## TEXTO FORNECIDO
+--
Começaram, então, os abusos sexuais. “Escolhiam dois presos e mandavam um estuprar o outro. Quem se recusasse a fazer era executado. Não havia alternativa. “Ser estuprado, estuprar ou morrer”. Ele próprio sofreu tais abusos, e seu testemunho está no relatório da Anistia Internacional que denuncia milhares de enforcamentos em uma prisão oficial. “Ninguém irá admitir que isso lhes aconteceu, mas aconteceu e com muita frequência”.
El Shogre negou todas as acusações que lhe faziam. Mas certo dia, cedendo ao medo e às torturas, admitiu “ter matado muitos soldados e ter usado armas de todos os tipos”. Durante um rápido julgamento, no qual esteve presente quase como um ouvinte, pediu desculpas, o que acabou não lhe valendo muita coisa, pois foi em seguida transferido para a prisão de Saidnaya, nas proximidades de Damasco. Atrás das grades, o calendário semanal se transformou em um permanente encontro com a morte. “Todas as noites, quatro da madrugada era a hora das torturas. Todos os domingos, segundas e terças chegavam as caminhonetes onde eram colocados os corpos inertes”.
El Shogre contou 36 homens amontoados em uma cela de 25 metros quadrados. Com a superpopulação chegaram as doenças e com estas os colegas de cela moribundos. A cada morto, a porta se abria para levarem o corpo. “Cada cadáver era trocado por um vivo, um outro preso. O ciclo não terminava nunca”. Alguns nem sequer voltavam das sessões de tortura. O jovem afirma que também havia estrangeiros entre os presos, como tunisianos, líbios ou palestinos.
Pesava 35 quilos depois de ter vivido entre as paredes de celas onde presenciou mortes, estupros e torturas, e onde atingiu a maioridade. “Pode ser que as prisões na Europa estejam cheias de criminosos, mas na Síria elas estão lotadas de pessoas do bem, de presos políticos e de jovens que não cometeram crime algum”. Contra todas as expectativas, El Shogre sobreviveu o suficiente para que, certo dia, abrissem de novo a porta e ele fosse colocado em liberdade. Não foi por falta de provas ou com base em algum julgamento, conta, mas sim porque “minha mãe encontrou o guarda certo depois de juntar 15.000 dólares, que foi o que custou a minha liberdade”.
+--
## ATIVIDADE A
Com base no relato sobre a prisão na Síria, explique por que El Shogre acabou sendo solto. Responda em até três frases.
## ATIVIDADE B
Prossiga com o relato sobre a prisão na Síria a partir da última frase mostrada.

Dados de reconhecimento da estrutura de documentos
+--
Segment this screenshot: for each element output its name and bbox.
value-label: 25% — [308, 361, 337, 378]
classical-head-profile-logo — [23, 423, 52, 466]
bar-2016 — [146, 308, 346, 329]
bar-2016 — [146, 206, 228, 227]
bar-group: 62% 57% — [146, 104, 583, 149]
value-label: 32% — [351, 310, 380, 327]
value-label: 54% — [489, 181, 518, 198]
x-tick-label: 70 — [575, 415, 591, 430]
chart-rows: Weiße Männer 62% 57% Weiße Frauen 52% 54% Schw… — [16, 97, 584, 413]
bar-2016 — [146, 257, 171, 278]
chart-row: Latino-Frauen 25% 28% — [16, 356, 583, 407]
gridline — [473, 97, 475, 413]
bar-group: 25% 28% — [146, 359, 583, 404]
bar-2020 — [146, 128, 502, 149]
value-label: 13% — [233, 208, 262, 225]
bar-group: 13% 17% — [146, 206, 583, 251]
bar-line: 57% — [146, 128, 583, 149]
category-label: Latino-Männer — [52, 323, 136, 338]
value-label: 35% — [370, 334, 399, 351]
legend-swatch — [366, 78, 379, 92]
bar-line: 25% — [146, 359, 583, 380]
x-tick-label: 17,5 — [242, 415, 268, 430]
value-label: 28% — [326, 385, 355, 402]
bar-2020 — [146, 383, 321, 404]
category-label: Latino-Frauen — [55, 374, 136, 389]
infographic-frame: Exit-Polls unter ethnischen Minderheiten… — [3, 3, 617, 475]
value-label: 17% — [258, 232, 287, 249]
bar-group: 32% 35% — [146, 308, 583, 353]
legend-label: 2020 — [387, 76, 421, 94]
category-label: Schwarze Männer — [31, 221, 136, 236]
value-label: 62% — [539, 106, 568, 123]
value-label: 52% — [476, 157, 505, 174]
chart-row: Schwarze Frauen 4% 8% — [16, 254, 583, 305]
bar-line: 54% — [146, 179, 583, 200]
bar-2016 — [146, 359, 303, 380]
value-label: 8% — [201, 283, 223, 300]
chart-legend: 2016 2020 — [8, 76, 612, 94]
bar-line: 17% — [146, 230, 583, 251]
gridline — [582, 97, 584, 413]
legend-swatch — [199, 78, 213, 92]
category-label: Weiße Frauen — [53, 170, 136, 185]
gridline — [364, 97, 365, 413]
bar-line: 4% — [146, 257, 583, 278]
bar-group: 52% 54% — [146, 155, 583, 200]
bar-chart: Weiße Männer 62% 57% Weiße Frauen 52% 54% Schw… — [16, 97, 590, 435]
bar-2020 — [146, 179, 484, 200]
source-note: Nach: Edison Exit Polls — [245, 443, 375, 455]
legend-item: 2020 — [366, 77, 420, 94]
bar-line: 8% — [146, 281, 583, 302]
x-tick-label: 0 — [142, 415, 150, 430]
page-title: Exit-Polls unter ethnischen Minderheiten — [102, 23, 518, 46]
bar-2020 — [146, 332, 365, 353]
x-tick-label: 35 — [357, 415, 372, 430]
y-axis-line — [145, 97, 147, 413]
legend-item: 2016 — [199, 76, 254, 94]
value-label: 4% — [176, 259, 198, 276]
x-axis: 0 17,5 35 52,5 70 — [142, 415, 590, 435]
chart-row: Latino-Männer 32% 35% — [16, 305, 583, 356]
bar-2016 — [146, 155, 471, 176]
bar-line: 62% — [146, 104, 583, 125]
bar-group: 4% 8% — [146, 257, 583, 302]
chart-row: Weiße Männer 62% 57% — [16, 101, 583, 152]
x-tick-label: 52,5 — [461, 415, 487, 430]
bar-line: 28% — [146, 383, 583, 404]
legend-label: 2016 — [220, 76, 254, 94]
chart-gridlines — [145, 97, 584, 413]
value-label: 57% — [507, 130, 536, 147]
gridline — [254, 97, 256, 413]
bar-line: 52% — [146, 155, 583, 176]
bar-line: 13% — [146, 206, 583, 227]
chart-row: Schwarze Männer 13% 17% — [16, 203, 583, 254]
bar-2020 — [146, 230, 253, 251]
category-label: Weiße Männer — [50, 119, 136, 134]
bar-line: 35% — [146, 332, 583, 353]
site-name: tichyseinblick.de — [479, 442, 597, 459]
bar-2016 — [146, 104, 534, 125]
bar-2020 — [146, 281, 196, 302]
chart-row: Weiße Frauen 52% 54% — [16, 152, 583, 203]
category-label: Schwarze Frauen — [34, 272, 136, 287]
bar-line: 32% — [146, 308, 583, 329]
+--
## RESPOSTA ESCRITA A
Segundo o relato, El Shogre não foi solto por falta de provas nem por decisão de algum julgamento. Ele saiu porque a mãe encontrou o guarda certo depois de juntar 15.000 dólares, o valor que custou a sua liberdade.

## RESPOSTA ESCRITA B
Com a pele quase grudada nos ossos, quase sem cabelos, a liberdade o trouxe de volta à realidade. Ele se tornou mais um sírio às voltas com os problemas de um país em guerra. Contaram-lhe que seu pai e seu irmão tinham sido mortos em um massacre ocorrido no período em que ele estava preso. Recuperou os quilos mínimos para empreender caminho e se lançar, como outros cinco milhões de seus compatriotas, no périplo dos refugiados. Chegou à Turquia. Não gostou do que viu.
“Os funcionários da ONU com os quais lidei se mostraram uns corruptos e mentirosos. Um refugiado que tinha mais dinheiro conseguiu ir para o Canadá. O meu depoimento não serviu de nada pessoalmente”. Dali, como cerca de mais um milhão de refugiados sírios, ele decidiu tentar a sorte na Europa e, em dezembro de 2015, entrou na Grécia, de onde pegou um tortuoso caminho atravessando cada um dos países que o separavam da Alemanha. “Ao chegar, vi que a situação estava muito ruim para nós ali, então, finalmente, decidi tentar a sorte na Suécia”, aonde chegou ainda em dezembro do mesmo ano.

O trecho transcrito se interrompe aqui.